Your task
Leave out the pictures and repeat the data exactly.

===== Data rows =====

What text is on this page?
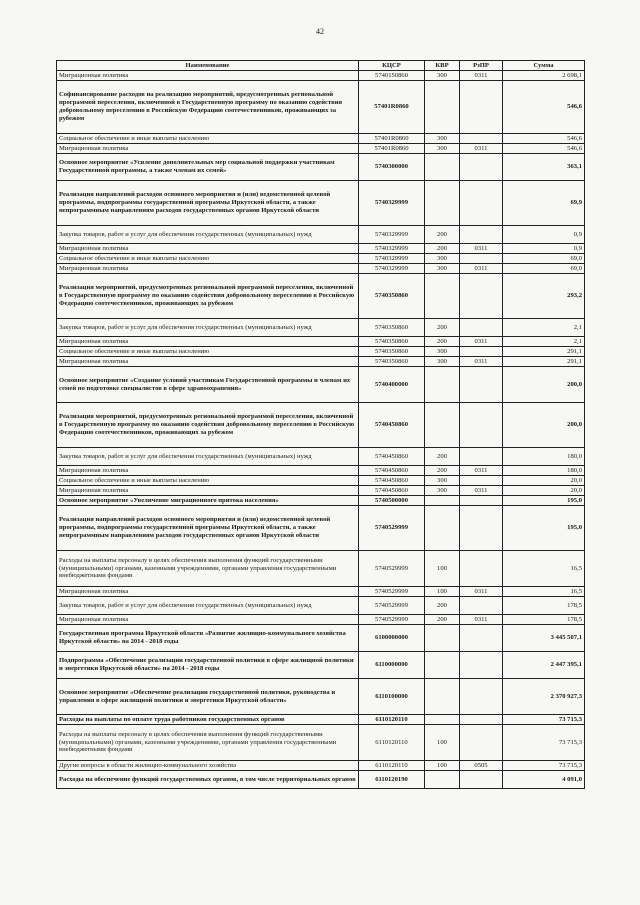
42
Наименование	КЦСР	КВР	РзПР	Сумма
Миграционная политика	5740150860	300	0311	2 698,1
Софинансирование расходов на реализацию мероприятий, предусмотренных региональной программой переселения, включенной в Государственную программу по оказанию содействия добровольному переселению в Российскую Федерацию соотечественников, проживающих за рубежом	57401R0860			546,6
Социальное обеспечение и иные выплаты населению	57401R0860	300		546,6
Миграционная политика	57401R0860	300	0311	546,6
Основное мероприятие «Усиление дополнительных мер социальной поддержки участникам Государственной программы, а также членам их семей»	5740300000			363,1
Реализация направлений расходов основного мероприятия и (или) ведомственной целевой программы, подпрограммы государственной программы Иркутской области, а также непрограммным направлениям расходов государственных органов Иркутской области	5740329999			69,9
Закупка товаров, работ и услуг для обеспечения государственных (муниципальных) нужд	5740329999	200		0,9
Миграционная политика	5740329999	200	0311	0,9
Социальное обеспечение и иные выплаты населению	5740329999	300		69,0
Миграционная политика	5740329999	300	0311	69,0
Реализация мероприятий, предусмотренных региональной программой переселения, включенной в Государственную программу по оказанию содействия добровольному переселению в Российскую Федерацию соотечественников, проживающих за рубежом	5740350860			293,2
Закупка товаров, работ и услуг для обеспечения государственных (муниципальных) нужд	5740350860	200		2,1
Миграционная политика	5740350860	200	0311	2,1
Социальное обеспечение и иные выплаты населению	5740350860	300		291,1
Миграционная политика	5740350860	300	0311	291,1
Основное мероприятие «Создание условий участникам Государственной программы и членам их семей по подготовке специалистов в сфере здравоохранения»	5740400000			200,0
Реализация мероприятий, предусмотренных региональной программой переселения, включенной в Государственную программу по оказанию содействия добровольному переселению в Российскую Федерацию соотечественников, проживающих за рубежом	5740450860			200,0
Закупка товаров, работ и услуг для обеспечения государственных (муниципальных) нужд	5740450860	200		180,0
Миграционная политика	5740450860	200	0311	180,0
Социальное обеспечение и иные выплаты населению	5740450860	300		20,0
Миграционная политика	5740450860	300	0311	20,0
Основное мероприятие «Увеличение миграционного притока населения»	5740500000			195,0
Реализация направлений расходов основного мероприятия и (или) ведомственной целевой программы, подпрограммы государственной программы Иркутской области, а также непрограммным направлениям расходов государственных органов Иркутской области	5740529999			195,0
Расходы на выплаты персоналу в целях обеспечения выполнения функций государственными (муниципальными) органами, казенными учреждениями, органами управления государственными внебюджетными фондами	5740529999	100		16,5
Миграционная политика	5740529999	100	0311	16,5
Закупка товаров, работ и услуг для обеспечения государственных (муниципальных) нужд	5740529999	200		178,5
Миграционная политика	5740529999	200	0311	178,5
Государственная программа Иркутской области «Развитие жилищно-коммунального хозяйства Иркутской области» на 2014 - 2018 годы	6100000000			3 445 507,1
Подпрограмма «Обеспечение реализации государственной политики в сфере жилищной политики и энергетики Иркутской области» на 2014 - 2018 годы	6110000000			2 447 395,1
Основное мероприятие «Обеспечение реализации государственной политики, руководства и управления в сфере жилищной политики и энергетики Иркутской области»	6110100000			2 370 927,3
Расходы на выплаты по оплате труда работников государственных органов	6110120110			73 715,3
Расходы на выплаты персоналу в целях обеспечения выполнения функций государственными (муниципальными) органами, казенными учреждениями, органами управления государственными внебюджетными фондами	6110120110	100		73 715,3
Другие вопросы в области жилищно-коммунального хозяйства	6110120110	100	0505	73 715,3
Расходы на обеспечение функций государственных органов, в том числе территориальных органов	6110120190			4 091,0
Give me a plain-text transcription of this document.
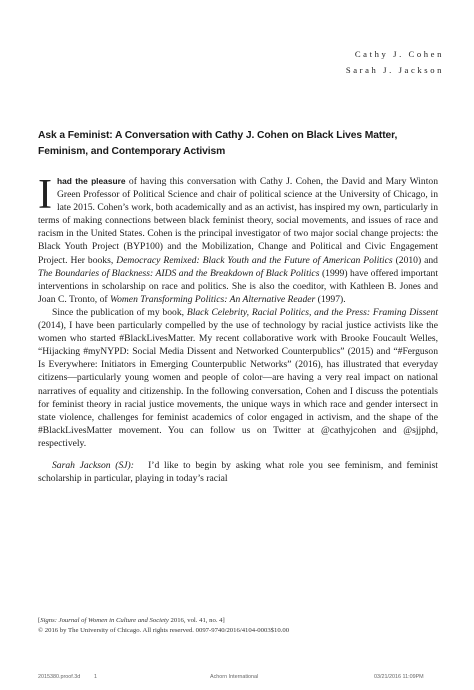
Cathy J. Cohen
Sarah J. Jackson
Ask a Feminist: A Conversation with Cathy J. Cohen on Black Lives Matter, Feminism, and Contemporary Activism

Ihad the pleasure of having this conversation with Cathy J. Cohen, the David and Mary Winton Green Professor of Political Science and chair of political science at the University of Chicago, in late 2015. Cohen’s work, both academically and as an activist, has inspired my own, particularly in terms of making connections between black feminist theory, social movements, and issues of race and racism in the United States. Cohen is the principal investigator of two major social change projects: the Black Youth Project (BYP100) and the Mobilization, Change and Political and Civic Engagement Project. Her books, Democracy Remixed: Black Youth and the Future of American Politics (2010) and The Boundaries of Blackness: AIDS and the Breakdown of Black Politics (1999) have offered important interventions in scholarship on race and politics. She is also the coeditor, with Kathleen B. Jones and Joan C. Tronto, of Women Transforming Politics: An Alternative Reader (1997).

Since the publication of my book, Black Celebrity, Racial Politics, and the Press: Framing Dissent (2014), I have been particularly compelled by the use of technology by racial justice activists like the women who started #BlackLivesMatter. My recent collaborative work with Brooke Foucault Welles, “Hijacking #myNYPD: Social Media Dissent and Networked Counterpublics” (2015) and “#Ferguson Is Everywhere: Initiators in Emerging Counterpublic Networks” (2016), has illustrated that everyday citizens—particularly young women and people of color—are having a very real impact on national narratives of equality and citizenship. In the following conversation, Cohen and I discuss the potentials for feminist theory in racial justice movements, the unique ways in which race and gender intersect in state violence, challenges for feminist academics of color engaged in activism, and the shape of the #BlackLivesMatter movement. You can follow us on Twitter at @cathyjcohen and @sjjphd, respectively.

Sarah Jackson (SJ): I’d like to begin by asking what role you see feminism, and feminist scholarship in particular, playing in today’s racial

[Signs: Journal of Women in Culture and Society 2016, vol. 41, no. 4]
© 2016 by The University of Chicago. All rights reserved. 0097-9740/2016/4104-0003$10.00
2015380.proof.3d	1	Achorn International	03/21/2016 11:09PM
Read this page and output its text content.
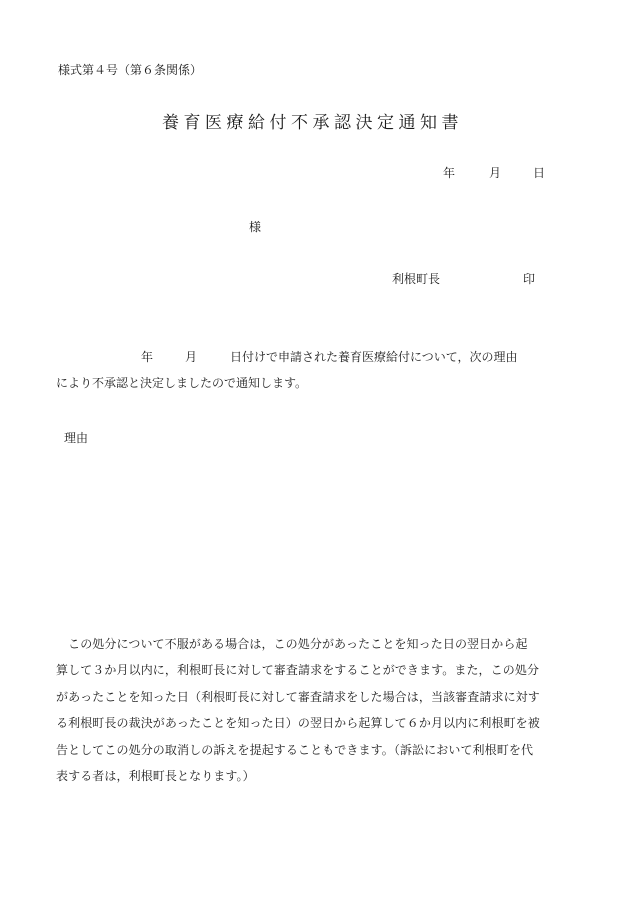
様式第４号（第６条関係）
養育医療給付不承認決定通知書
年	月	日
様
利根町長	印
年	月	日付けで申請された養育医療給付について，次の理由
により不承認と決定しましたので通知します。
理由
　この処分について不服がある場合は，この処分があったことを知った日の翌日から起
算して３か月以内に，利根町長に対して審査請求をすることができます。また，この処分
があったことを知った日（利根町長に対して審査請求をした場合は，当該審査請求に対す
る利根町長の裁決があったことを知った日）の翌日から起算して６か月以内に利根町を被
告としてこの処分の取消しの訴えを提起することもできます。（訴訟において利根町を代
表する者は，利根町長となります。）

=====

Expected answer
What text is on this page?
42
Наименование	КЦСР	КВР	РзПР	Сумма
Миграционная политика	5740150860	300	0311	2 698,1
Софинансирование расходов на реализацию мероприятий, предусмотренных региональной программой переселения, включенной в Государственную программу по оказанию содействия добровольному переселению в Российскую Федерацию соотечественников, проживающих за рубежом	57401R0860			546,6
Социальное обеспечение и иные выплаты населению	57401R0860	300		546,6
Миграционная политика	57401R0860	300	0311	546,6
Основное мероприятие «Усиление дополнительных мер социальной поддержки участникам Государственной программы, а также членам их семей»	5740300000			363,1
Реализация направлений расходов основного мероприятия и (или) ведомственной целевой программы, подпрограммы государственной программы Иркутской области, а также непрограммным направлениям расходов государственных органов Иркутской области	5740329999			69,9
Закупка товаров, работ и услуг для обеспечения государственных (муниципальных) нужд	5740329999	200		0,9
Миграционная политика	5740329999	200	0311	0,9
Социальное обеспечение и иные выплаты населению	5740329999	300		69,0
Миграционная политика	5740329999	300	0311	69,0
Реализация мероприятий, предусмотренных региональной программой переселения, включенной в Государственную программу по оказанию содействия добровольному переселению в Российскую Федерацию соотечественников, проживающих за рубежом	5740350860			293,2
Закупка товаров, работ и услуг для обеспечения государственных (муниципальных) нужд	5740350860	200		2,1
Миграционная политика	5740350860	200	0311	2,1
Социальное обеспечение и иные выплаты населению	5740350860	300		291,1
Миграционная политика	5740350860	300	0311	291,1
Основное мероприятие «Создание условий участникам Государственной программы и членам их семей по подготовке специалистов в сфере здравоохранения»	5740400000			200,0
Реализация мероприятий, предусмотренных региональной программой переселения, включенной в Государственную программу по оказанию содействия добровольному переселению в Российскую Федерацию соотечественников, проживающих за рубежом	5740450860			200,0
Закупка товаров, работ и услуг для обеспечения государственных (муниципальных) нужд	5740450860	200		180,0
Миграционная политика	5740450860	200	0311	180,0
Социальное обеспечение и иные выплаты населению	5740450860	300		20,0
Миграционная политика	5740450860	300	0311	20,0
Основное мероприятие «Увеличение миграционного притока населения»	5740500000			195,0
Реализация направлений расходов основного мероприятия и (или) ведомственной целевой программы, подпрограммы государственной программы Иркутской области, а также непрограммным направлениям расходов государственных органов Иркутской области	5740529999			195,0
Расходы на выплаты персоналу в целях обеспечения выполнения функций государственными (муниципальными) органами, казенными учреждениями, органами управления государственными внебюджетными фондами	5740529999	100		16,5
Миграционная политика	5740529999	100	0311	16,5
Закупка товаров, работ и услуг для обеспечения государственных (муниципальных) нужд	5740529999	200		178,5
Миграционная политика	5740529999	200	0311	178,5
Государственная программа Иркутской области «Развитие жилищно-коммунального хозяйства Иркутской области» на 2014 - 2018 годы	6100000000			3 445 507,1
Подпрограмма «Обеспечение реализации государственной политики в сфере жилищной политики и энергетики Иркутской области» на 2014 - 2018 годы	6110000000			2 447 395,1
Основное мероприятие «Обеспечение реализации государственной политики, руководства и управления в сфере жилищной политики и энергетики Иркутской области»	6110100000			2 370 927,3
Расходы на выплаты по оплате труда работников государственных органов	6110120110			73 715,3
Расходы на выплаты персоналу в целях обеспечения выполнения функций государственными (муниципальными) органами, казенными учреждениями, органами управления государственными внебюджетными фондами	6110120110	100		73 715,3
Другие вопросы в области жилищно-коммунального хозяйства	6110120110	100	0505	73 715,3
Расходы на обеспечение функций государственных органов, в том числе территориальных органов	6110120190			4 091,0
Give me a plain-text transcription of this document.
Cathy J. Cohen
Sarah J. Jackson
Ask a Feminist: A Conversation with Cathy J. Cohen on Black Lives Matter, Feminism, and Contemporary Activism

Ihad the pleasure of having this conversation with Cathy J. Cohen, the David and Mary Winton Green Professor of Political Science and chair of political science at the University of Chicago, in late 2015. Cohen’s work, both academically and as an activist, has inspired my own, particularly in terms of making connections between black feminist theory, social movements, and issues of race and racism in the United States. Cohen is the principal investigator of two major social change projects: the Black Youth Project (BYP100) and the Mobilization, Change and Political and Civic Engagement Project. Her books, Democracy Remixed: Black Youth and the Future of American Politics (2010) and The Boundaries of Blackness: AIDS and the Breakdown of Black Politics (1999) have offered important interventions in scholarship on race and politics. She is also the coeditor, with Kathleen B. Jones and Joan C. Tronto, of Women Transforming Politics: An Alternative Reader (1997).

Since the publication of my book, Black Celebrity, Racial Politics, and the Press: Framing Dissent (2014), I have been particularly compelled by the use of technology by racial justice activists like the women who started #BlackLivesMatter. My recent collaborative work with Brooke Foucault Welles, “Hijacking #myNYPD: Social Media Dissent and Networked Counterpublics” (2015) and “#Ferguson Is Everywhere: Initiators in Emerging Counterpublic Networks” (2016), has illustrated that everyday citizens—particularly young women and people of color—are having a very real impact on national narratives of equality and citizenship. In the following conversation, Cohen and I discuss the potentials for feminist theory in racial justice movements, the unique ways in which race and gender intersect in state violence, challenges for feminist academics of color engaged in activism, and the shape of the #BlackLivesMatter movement. You can follow us on Twitter at @cathyjcohen and @sjjphd, respectively.

Sarah Jackson (SJ): I’d like to begin by asking what role you see feminism, and feminist scholarship in particular, playing in today’s racial

[Signs: Journal of Women in Culture and Society 2016, vol. 41, no. 4]
© 2016 by The University of Chicago. All rights reserved. 0097-9740/2016/4104-0003$10.00
2015380.proof.3d	1	Achorn International	03/21/2016 11:09PM
Read this page and output its text content.
様式第４号（第６条関係）
養育医療給付不承認決定通知書
年	月	日
様
利根町長	印
年	月	日付けで申請された養育医療給付について，次の理由
により不承認と決定しましたので通知します。
理由
　この処分について不服がある場合は，この処分があったことを知った日の翌日から起
算して３か月以内に，利根町長に対して審査請求をすることができます。また，この処分
があったことを知った日（利根町長に対して審査請求をした場合は，当該審査請求に対す
る利根町長の裁決があったことを知った日）の翌日から起算して６か月以内に利根町を被
告としてこの処分の取消しの訴えを提起することもできます。（訴訟において利根町を代
表する者は，利根町長となります。）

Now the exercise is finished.